Prompt:
Rewrite the lines from the one containing "candle-body — [77, 220, 87, 241]" through the one containing "page-title: K线图 — [10, 12, 51, 29]", both included, replacing "macd-histogram-bar" with "macd-bar" wherever it occurs. Leave everything else in those lines unchanged.

Records:
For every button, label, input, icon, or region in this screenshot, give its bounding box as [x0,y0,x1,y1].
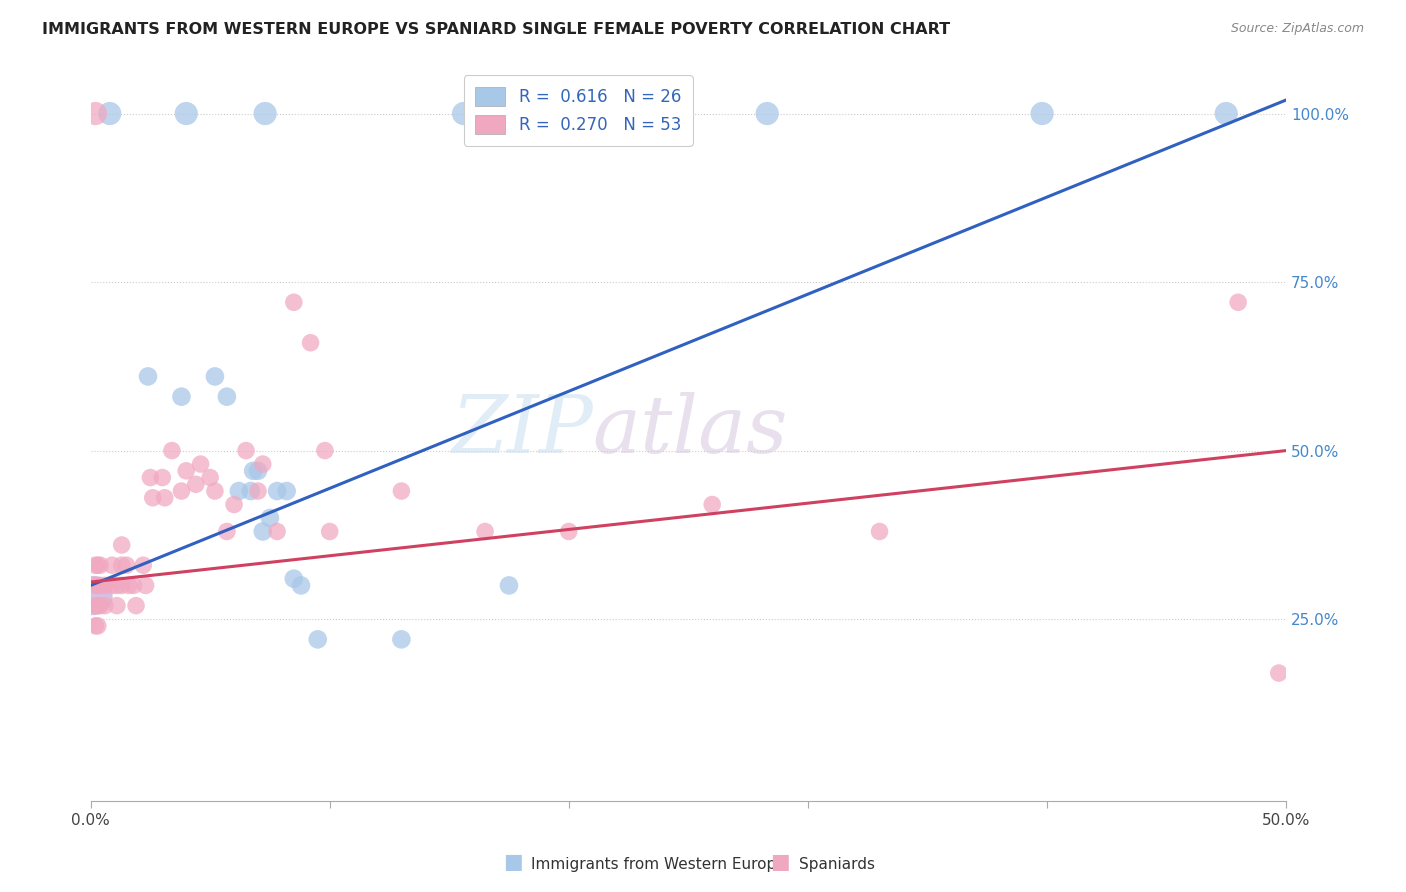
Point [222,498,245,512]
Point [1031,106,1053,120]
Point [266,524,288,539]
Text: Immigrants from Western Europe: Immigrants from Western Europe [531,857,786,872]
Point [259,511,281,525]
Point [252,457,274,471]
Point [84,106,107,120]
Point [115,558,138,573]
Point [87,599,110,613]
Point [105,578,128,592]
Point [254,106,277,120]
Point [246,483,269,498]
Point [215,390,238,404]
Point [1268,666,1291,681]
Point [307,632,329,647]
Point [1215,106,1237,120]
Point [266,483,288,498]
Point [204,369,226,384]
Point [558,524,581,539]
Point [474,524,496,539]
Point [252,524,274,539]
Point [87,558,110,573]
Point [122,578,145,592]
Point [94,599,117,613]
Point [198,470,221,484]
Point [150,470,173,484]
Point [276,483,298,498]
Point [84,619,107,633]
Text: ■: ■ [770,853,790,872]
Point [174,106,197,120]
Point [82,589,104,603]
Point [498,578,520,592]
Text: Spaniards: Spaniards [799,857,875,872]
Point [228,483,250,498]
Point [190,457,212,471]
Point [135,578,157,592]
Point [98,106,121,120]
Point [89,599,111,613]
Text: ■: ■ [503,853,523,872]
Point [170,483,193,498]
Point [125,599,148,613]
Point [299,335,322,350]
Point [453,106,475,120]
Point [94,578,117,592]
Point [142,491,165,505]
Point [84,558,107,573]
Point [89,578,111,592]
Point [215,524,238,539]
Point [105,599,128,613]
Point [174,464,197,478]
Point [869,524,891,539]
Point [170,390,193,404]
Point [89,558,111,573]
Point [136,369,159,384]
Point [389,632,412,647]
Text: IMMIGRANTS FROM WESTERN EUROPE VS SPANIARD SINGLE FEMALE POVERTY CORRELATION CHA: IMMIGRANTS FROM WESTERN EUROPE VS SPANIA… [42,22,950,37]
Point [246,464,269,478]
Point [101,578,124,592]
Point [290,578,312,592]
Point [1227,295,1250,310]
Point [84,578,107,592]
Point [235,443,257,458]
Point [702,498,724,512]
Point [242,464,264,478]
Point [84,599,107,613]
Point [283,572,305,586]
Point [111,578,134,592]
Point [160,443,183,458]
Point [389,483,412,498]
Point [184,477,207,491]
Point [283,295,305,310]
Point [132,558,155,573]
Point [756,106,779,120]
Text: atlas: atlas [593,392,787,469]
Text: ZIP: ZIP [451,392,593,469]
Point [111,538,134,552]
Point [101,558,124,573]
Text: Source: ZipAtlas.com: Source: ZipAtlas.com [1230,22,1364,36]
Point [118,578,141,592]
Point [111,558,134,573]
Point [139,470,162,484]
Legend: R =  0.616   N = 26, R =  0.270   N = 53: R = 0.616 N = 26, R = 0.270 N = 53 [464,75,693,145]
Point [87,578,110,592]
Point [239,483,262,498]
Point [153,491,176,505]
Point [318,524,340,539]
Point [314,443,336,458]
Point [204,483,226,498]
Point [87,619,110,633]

---

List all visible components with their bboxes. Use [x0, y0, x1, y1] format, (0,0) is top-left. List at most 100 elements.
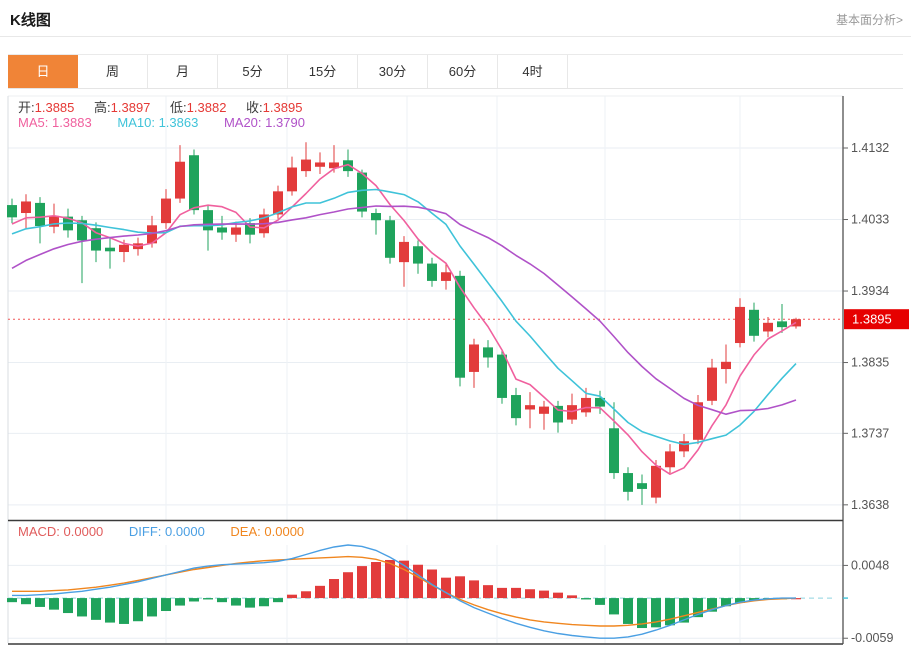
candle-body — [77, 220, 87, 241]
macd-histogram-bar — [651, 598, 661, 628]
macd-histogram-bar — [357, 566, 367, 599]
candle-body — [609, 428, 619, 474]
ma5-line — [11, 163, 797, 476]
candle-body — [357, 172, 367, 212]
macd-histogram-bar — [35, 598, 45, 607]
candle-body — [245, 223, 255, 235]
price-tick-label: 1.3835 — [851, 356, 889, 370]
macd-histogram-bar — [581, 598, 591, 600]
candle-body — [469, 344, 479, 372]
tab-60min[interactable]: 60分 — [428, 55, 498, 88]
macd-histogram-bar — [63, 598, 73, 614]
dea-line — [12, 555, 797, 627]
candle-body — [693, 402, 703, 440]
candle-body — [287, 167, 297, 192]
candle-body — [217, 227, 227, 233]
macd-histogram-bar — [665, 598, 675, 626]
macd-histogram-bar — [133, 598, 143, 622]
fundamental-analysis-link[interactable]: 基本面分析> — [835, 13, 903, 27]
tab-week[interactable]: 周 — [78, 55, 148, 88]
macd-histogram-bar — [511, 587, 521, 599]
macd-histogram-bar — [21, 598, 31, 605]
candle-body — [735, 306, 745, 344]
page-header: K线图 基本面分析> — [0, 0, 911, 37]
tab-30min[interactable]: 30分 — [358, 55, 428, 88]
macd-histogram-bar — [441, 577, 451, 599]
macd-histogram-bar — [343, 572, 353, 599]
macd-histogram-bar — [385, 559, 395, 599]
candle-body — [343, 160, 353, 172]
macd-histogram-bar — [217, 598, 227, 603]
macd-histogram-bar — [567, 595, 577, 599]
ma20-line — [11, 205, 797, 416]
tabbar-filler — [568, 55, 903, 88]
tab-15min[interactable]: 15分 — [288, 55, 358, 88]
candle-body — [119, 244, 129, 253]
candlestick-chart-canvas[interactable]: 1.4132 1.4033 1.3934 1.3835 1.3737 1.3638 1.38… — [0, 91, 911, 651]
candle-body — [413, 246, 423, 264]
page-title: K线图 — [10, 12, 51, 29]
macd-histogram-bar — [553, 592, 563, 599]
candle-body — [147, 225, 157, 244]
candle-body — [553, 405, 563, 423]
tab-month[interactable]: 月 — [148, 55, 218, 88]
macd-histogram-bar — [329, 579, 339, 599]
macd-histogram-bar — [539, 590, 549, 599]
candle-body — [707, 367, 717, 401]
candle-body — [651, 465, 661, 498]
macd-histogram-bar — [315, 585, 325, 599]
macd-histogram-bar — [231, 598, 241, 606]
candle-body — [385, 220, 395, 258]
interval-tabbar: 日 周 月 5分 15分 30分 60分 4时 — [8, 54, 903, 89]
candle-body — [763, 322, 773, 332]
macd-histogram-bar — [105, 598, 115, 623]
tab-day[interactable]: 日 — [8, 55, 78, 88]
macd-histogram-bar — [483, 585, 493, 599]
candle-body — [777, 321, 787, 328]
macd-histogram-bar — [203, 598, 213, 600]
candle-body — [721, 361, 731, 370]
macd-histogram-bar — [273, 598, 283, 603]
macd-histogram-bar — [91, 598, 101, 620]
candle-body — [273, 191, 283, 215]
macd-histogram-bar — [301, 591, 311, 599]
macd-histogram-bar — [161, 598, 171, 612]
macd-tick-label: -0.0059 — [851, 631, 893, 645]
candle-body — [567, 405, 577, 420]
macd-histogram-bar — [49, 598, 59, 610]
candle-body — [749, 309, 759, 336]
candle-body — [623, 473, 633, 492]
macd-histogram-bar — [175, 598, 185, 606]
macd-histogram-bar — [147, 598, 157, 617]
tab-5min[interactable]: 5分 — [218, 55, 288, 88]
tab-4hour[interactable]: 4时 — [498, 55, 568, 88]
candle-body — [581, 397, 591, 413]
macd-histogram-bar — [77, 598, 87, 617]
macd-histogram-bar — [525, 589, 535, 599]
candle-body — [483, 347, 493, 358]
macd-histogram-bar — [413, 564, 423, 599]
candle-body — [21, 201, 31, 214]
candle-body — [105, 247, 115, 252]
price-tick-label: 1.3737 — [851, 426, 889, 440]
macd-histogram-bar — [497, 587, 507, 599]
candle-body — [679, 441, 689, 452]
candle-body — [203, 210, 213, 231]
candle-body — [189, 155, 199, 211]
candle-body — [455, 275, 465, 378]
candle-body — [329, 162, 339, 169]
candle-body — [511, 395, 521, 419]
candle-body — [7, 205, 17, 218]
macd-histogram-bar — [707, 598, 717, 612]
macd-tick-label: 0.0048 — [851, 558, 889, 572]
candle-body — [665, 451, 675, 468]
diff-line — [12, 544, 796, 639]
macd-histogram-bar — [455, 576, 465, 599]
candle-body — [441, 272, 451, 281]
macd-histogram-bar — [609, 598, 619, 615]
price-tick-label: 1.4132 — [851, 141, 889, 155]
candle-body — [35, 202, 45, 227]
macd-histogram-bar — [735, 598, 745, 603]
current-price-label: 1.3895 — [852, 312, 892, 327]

Reply:
candle-body — [77, 220, 87, 241]
macd-bar — [651, 598, 661, 628]
macd-bar — [357, 566, 367, 599]
candle-body — [609, 428, 619, 474]
ma5-line — [11, 163, 797, 476]
candle-body — [357, 172, 367, 212]
macd-bar — [35, 598, 45, 607]
candle-body — [245, 223, 255, 235]
price-tick-label: 1.3835 — [851, 356, 889, 370]
macd-bar — [581, 598, 591, 600]
candle-body — [469, 344, 479, 372]
tab-60min[interactable]: 60分 — [428, 55, 498, 88]
macd-bar — [63, 598, 73, 614]
dea-line — [12, 555, 797, 627]
candle-body — [693, 402, 703, 440]
candle-body — [287, 167, 297, 192]
candle-body — [217, 227, 227, 233]
macd-bar — [665, 598, 675, 626]
macd-bar — [133, 598, 143, 622]
fundamental-analysis-link[interactable]: 基本面分析> — [835, 13, 903, 27]
tab-week[interactable]: 周 — [78, 55, 148, 88]
macd-bar — [511, 587, 521, 599]
macd-bar — [21, 598, 31, 605]
candle-body — [735, 306, 745, 344]
page-header: K线图 基本面分析> — [0, 0, 911, 37]
tab-30min[interactable]: 30分 — [358, 55, 428, 88]
macd-bar — [441, 577, 451, 599]
macd-bar — [343, 572, 353, 599]
macd-bar — [385, 559, 395, 599]
candle-body — [343, 160, 353, 172]
macd-bar — [217, 598, 227, 603]
macd-bar — [567, 595, 577, 599]
ma20-line — [11, 205, 797, 416]
tabbar-filler — [568, 55, 903, 88]
tab-15min[interactable]: 15分 — [288, 55, 358, 88]
candle-body — [119, 244, 129, 253]
candlestick-chart-canvas[interactable]: 1.4132 1.4033 1.3934 1.3835 1.3737 1.3638 1.38… — [0, 91, 911, 651]
candle-body — [413, 246, 423, 264]
page-title: K线图 — [10, 12, 51, 29]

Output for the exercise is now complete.